### WRITTEN EXERCISE
Return the records word for word from their first line through the line containing "y-tick-label: 6000000 <box>118", including both ends.

### PROVIDED DATA

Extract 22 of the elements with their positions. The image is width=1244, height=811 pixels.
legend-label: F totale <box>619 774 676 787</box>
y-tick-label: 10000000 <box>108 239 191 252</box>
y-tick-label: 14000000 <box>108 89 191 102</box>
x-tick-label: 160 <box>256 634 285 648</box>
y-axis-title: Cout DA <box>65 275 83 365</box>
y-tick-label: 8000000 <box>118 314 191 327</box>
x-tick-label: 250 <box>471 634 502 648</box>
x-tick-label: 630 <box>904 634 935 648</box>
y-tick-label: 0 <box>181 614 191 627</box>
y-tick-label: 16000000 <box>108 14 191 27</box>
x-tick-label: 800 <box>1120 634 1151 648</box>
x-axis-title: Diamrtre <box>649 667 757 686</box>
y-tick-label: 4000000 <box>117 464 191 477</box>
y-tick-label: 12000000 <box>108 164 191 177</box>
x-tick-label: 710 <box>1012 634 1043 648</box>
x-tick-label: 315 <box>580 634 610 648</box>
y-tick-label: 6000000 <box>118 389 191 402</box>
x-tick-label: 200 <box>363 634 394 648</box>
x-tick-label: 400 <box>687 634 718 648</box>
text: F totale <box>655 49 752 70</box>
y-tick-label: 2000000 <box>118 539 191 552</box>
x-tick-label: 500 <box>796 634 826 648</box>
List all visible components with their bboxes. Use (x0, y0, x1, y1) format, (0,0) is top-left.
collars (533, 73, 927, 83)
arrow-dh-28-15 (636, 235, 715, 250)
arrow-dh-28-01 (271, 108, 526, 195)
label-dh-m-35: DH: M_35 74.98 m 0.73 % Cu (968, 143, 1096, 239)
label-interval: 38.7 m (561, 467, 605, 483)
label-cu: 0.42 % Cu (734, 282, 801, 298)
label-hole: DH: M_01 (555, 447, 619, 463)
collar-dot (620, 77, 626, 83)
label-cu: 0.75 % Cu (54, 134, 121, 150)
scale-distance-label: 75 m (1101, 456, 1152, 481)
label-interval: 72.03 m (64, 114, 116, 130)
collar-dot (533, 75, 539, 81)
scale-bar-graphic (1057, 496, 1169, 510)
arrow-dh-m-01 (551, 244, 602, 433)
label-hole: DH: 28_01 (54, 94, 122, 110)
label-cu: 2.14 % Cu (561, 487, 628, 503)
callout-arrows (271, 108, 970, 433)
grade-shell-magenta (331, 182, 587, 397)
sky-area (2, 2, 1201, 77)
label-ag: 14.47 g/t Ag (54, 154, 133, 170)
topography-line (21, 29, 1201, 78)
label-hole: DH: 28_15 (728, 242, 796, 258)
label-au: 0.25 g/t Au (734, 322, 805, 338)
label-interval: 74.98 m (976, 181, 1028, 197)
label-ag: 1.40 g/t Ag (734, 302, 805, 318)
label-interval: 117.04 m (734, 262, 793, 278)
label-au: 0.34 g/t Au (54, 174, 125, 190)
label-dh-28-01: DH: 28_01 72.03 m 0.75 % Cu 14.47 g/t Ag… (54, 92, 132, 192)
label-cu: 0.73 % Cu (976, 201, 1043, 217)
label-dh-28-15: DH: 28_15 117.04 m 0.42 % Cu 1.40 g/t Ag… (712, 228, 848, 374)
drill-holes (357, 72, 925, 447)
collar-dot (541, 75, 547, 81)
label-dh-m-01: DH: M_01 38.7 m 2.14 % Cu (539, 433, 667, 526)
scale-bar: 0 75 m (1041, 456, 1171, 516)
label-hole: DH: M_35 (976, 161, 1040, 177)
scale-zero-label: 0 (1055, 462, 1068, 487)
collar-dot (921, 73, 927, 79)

### RESULT
Extract 22 of the elements with their positions. The image is width=1244, height=811 pixels.
legend-label: F totale <box>619 774 676 787</box>
y-tick-label: 10000000 <box>108 239 191 252</box>
y-tick-label: 14000000 <box>108 89 191 102</box>
x-tick-label: 160 <box>256 634 285 648</box>
y-axis-title: Cout DA <box>65 275 83 365</box>
y-tick-label: 8000000 <box>118 314 191 327</box>
x-tick-label: 250 <box>471 634 502 648</box>
x-tick-label: 630 <box>904 634 935 648</box>
y-tick-label: 0 <box>181 614 191 627</box>
y-tick-label: 16000000 <box>108 14 191 27</box>
x-tick-label: 800 <box>1120 634 1151 648</box>
x-axis-title: Diamrtre <box>649 667 757 686</box>
y-tick-label: 4000000 <box>117 464 191 477</box>
y-tick-label: 12000000 <box>108 164 191 177</box>
x-tick-label: 710 <box>1012 634 1043 648</box>
x-tick-label: 315 <box>580 634 610 648</box>
y-tick-label: 6000000 <box>118 389 191 402</box>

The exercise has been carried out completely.